____ DATA ENTRIES

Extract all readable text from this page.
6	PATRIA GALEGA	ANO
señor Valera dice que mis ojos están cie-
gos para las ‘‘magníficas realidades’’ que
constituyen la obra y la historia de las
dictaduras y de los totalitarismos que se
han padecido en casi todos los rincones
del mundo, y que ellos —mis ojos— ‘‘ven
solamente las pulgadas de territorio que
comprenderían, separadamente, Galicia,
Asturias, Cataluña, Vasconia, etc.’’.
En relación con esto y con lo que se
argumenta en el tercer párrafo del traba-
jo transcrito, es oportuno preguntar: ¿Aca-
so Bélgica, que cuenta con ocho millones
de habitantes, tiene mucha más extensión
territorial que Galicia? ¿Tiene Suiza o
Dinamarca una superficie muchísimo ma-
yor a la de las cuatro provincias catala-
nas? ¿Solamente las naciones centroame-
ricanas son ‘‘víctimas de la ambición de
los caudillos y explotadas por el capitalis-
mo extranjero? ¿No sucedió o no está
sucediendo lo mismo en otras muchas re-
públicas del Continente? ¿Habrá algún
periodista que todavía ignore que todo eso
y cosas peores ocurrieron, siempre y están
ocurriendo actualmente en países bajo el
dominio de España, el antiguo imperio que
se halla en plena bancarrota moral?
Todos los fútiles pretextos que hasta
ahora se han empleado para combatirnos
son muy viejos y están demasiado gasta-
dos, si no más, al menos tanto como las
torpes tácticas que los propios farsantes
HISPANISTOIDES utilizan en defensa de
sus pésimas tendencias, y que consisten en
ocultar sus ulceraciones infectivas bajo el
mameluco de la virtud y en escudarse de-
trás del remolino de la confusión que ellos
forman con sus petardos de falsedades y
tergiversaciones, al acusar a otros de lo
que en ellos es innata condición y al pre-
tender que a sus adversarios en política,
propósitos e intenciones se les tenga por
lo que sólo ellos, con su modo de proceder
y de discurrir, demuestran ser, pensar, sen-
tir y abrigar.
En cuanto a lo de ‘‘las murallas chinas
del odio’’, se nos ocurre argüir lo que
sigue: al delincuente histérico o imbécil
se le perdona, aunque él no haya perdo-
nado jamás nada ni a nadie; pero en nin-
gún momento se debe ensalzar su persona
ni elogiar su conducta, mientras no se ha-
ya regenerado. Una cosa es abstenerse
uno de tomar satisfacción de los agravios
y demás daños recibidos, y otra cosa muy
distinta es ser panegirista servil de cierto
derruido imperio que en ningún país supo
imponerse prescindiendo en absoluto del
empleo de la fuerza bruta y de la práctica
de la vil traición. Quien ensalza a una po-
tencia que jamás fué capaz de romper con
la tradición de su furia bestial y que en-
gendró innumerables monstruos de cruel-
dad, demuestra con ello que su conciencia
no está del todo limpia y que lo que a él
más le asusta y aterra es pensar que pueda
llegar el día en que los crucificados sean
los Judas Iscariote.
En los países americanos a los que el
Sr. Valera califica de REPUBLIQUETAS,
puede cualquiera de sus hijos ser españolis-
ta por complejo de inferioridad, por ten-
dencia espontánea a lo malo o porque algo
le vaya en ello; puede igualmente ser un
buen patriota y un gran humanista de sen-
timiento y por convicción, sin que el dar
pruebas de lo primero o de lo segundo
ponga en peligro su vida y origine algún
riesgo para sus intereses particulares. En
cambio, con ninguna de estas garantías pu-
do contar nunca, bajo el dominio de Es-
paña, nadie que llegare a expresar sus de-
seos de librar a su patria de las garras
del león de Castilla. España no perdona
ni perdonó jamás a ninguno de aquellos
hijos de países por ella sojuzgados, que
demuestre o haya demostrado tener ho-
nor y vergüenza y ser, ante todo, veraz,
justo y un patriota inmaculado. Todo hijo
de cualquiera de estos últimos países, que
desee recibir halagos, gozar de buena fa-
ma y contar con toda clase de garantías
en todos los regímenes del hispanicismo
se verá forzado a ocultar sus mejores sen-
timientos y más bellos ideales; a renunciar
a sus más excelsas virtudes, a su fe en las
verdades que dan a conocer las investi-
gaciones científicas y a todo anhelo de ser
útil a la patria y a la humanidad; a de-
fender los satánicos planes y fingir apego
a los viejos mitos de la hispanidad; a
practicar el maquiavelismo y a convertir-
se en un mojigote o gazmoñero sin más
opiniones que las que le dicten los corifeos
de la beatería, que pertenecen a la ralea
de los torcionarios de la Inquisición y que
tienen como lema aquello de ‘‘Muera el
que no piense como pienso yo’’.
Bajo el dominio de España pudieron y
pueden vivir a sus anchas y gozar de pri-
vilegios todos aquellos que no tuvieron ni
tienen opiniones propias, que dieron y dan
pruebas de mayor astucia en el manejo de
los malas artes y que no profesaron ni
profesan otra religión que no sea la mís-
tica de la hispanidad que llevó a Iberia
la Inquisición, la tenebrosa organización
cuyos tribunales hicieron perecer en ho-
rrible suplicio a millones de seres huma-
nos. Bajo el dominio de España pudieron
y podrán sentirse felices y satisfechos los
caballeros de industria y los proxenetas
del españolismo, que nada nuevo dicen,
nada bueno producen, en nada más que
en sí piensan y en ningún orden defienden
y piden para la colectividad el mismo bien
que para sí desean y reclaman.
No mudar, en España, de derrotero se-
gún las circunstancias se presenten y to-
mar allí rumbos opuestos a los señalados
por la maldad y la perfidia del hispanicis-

________

Collect the lines of the records that include the string "Galicia".

▶ RESULT FOR THIS TASK
comprenderían, separadamente, Galicia,
territorial que Galicia? ¿Tiene Suiza o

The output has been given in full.